(Entries from a visual dataset)
════════

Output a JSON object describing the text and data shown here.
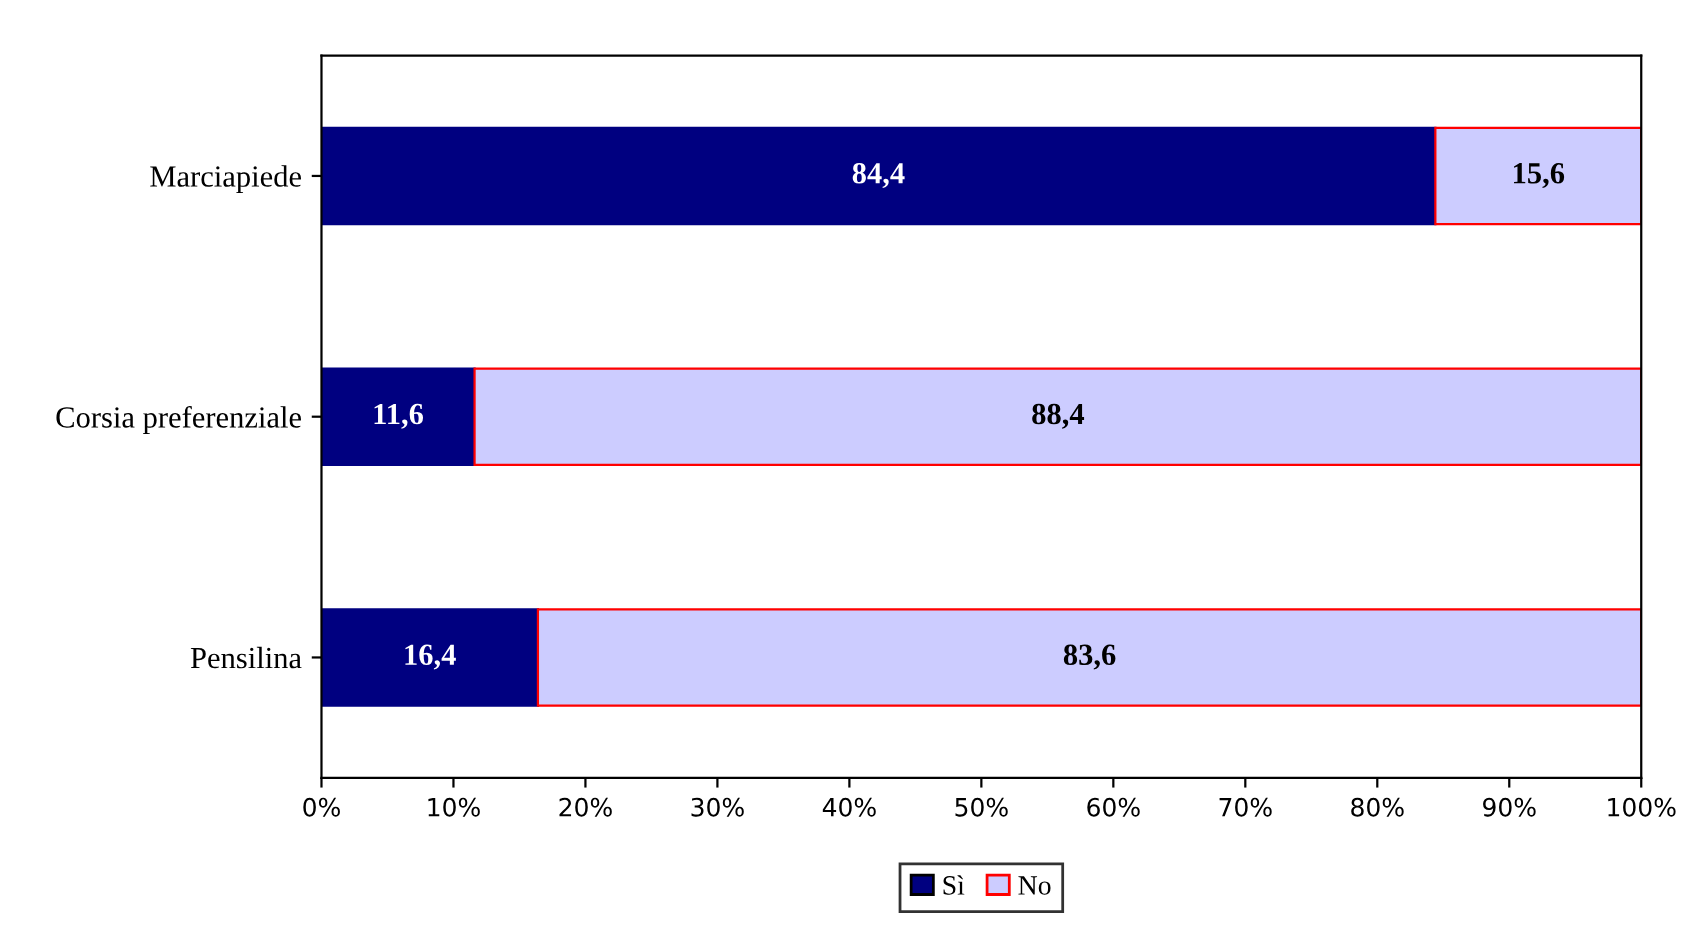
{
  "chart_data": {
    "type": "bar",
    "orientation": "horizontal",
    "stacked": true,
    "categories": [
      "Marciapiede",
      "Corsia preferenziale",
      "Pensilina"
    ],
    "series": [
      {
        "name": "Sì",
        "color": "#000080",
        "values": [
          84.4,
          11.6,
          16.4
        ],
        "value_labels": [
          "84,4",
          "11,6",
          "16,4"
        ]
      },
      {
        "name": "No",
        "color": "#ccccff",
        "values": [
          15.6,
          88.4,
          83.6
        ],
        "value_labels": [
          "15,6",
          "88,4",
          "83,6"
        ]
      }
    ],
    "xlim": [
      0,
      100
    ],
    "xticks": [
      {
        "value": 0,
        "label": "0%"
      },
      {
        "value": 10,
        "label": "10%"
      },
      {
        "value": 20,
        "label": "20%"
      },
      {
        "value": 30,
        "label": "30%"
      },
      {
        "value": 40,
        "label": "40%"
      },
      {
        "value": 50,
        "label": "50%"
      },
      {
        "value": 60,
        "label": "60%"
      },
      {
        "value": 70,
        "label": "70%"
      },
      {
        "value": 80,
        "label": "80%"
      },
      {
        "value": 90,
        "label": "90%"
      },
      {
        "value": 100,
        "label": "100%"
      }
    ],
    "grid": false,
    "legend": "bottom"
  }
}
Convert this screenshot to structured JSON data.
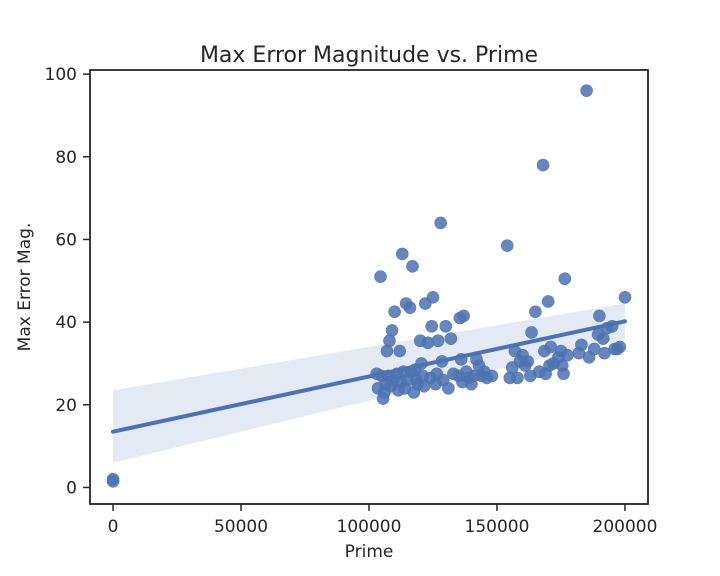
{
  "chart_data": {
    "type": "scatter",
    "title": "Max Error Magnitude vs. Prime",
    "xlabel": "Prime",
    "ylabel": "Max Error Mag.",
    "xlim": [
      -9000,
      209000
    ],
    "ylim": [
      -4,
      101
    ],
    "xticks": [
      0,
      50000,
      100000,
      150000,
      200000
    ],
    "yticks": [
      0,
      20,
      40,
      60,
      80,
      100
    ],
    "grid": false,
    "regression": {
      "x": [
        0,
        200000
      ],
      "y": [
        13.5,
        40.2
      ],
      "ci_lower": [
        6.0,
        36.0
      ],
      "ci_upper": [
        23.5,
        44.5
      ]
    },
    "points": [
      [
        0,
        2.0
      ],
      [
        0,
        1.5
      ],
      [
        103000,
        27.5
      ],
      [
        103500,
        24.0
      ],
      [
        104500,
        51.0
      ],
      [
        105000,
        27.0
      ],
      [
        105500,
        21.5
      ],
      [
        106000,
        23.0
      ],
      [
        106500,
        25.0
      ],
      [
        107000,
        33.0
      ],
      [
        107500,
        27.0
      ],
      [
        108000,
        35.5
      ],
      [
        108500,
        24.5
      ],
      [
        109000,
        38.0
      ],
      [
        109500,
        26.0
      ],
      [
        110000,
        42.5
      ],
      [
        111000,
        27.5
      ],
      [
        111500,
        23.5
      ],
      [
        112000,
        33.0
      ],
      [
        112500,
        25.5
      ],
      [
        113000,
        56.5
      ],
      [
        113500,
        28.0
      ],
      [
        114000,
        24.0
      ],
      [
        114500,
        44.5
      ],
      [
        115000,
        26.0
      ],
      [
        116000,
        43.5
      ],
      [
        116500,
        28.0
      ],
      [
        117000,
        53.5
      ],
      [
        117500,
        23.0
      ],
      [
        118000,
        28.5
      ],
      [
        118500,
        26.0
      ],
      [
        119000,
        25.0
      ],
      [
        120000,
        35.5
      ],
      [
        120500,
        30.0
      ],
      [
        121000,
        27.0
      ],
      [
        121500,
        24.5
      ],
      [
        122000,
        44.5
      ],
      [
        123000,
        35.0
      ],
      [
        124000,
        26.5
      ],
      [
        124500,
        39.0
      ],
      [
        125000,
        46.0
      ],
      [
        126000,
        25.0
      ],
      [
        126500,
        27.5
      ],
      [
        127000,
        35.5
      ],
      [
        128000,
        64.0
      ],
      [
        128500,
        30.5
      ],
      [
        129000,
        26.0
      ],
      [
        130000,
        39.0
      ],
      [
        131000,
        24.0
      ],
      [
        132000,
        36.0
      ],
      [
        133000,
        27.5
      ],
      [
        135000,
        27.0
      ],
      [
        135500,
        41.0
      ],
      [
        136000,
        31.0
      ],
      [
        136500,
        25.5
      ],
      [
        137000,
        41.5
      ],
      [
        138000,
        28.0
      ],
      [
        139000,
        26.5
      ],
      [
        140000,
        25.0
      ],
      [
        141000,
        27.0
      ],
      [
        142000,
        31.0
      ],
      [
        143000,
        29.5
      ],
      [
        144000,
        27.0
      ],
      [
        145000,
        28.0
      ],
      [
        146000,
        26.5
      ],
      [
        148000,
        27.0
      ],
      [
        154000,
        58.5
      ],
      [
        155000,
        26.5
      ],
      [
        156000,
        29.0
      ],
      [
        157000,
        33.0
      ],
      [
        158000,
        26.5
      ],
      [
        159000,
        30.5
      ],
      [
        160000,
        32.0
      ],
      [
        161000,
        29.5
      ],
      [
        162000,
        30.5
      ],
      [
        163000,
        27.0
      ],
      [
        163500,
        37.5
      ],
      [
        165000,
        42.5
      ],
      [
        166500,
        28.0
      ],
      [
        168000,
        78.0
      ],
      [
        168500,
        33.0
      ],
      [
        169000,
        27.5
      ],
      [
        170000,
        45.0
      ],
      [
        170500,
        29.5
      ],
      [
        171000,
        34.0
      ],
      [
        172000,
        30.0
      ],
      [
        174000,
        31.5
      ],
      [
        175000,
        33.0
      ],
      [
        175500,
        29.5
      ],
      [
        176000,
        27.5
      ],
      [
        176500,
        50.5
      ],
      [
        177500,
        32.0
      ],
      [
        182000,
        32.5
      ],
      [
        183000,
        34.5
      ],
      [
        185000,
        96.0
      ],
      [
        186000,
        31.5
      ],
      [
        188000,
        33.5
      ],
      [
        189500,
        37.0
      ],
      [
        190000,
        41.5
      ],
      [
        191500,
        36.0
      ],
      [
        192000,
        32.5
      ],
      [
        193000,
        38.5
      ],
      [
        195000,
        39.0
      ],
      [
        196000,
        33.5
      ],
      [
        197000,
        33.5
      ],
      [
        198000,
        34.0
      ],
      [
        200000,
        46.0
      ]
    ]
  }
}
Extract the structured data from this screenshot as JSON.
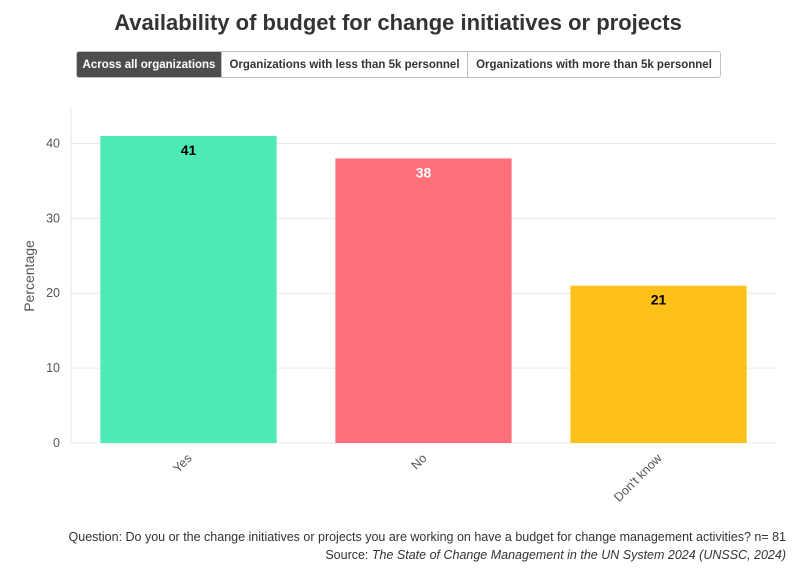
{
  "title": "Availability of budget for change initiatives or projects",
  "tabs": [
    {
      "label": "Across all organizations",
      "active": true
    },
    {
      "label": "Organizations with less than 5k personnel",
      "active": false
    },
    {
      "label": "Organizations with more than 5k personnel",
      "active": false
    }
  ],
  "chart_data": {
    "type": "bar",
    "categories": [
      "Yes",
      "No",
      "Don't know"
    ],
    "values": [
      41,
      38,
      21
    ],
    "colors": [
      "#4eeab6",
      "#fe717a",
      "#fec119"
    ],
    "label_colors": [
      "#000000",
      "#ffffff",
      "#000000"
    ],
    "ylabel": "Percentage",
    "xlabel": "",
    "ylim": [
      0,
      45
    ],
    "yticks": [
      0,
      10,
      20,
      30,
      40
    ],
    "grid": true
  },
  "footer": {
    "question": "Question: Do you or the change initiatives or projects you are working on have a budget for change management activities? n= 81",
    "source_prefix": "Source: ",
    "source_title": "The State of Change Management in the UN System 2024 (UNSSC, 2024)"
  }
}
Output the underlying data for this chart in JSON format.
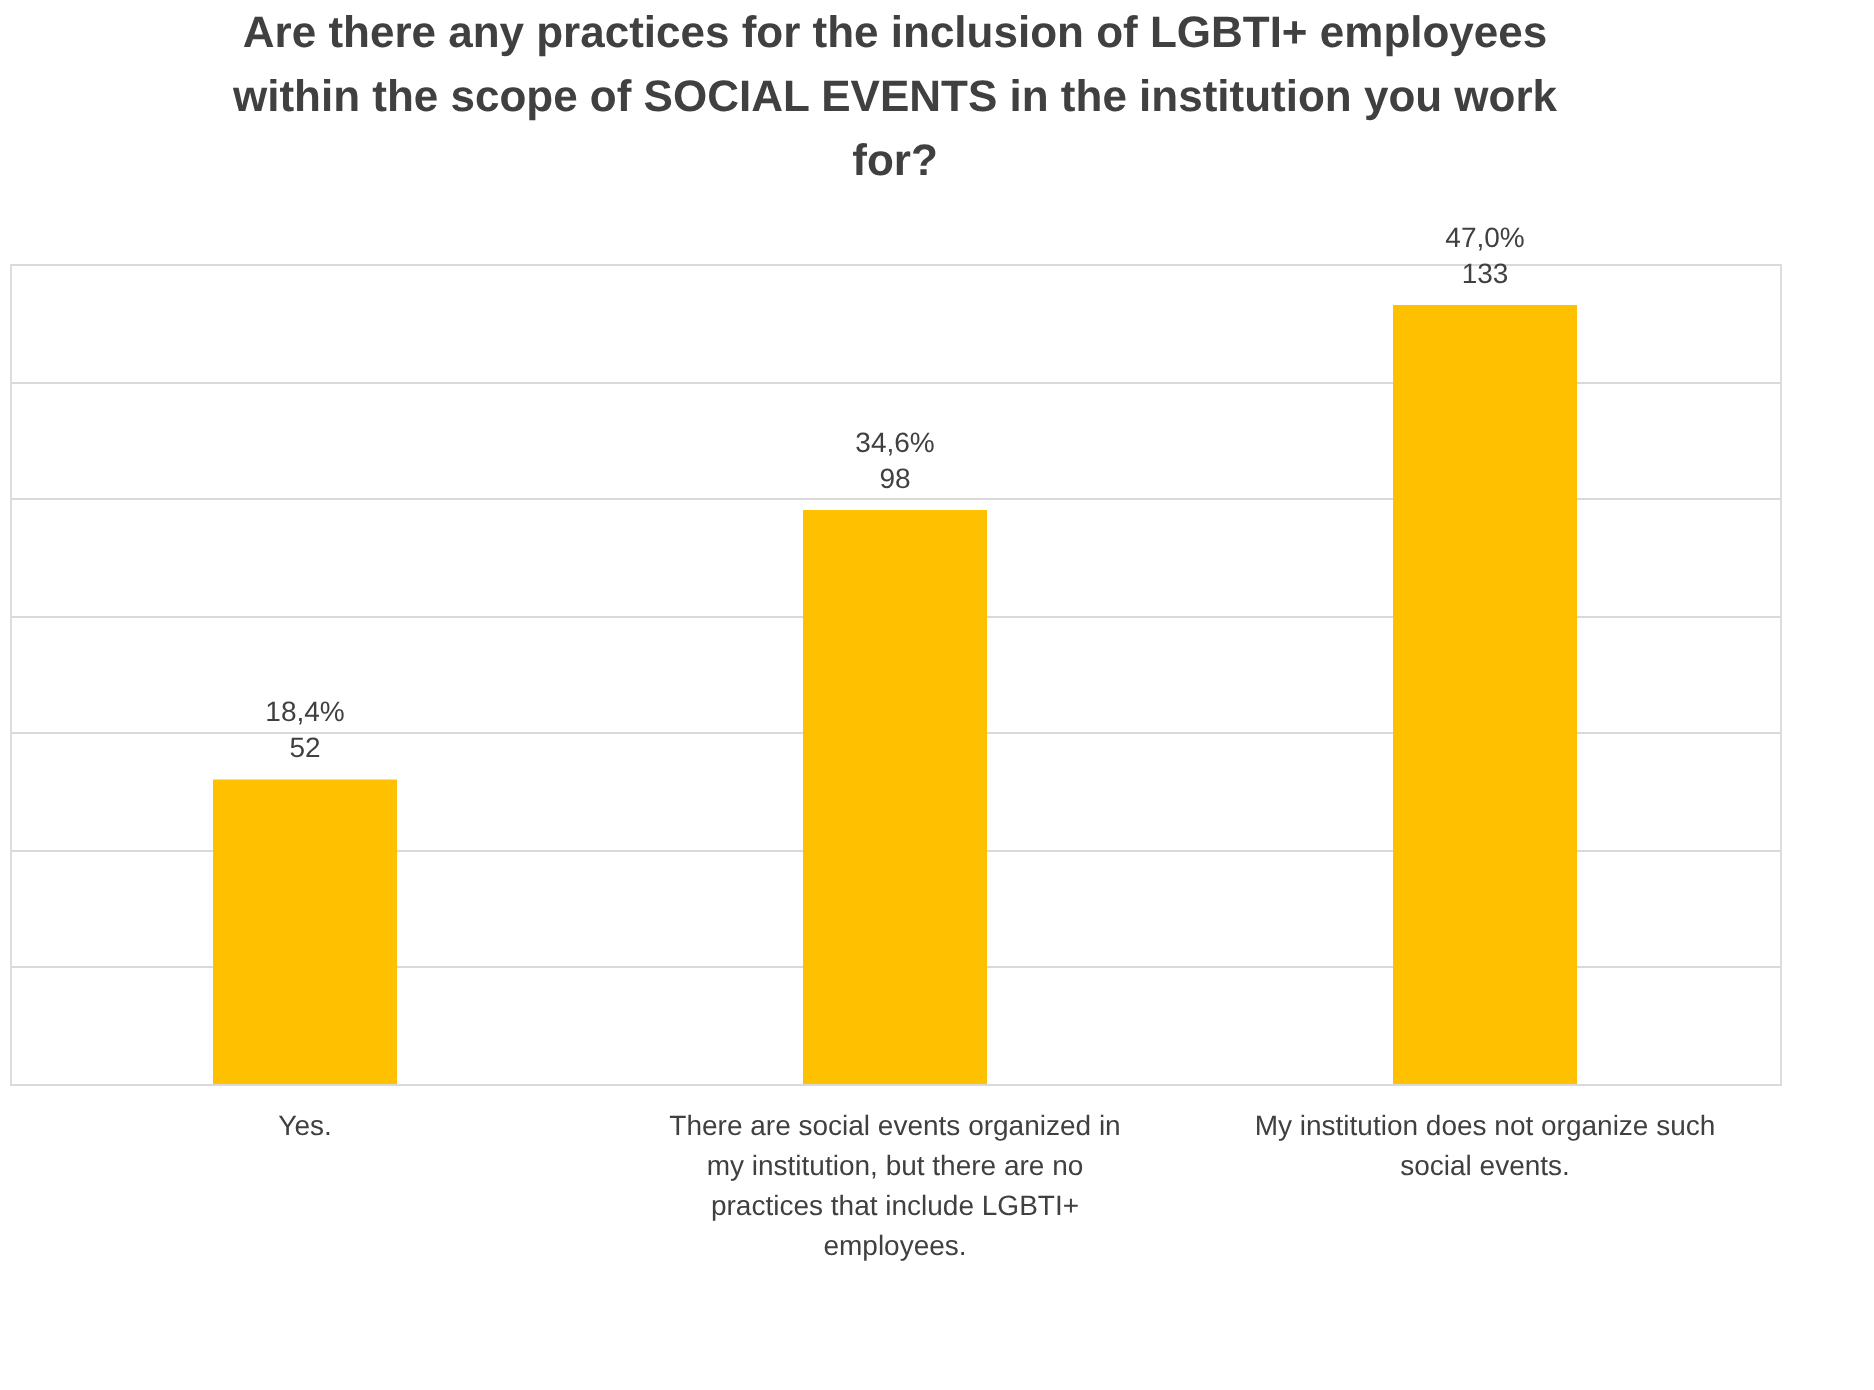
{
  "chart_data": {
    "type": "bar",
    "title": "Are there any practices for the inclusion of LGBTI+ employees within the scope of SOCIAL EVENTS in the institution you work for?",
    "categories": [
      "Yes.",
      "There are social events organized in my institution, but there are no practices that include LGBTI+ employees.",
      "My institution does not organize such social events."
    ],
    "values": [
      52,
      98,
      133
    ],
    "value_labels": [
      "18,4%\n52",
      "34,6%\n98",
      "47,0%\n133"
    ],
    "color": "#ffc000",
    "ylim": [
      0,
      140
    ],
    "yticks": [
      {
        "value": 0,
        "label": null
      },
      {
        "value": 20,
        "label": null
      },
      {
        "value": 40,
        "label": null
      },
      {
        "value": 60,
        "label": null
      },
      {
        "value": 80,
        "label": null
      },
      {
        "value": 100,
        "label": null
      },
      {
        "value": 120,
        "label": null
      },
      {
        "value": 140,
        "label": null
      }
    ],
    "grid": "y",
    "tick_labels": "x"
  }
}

════════

Required work =
Read through the data and copy every line where "than" shows up.

Written response =
      "label": "Organizations with less than 5k personnel",
      "label": "Organizations with more than 5k personnel",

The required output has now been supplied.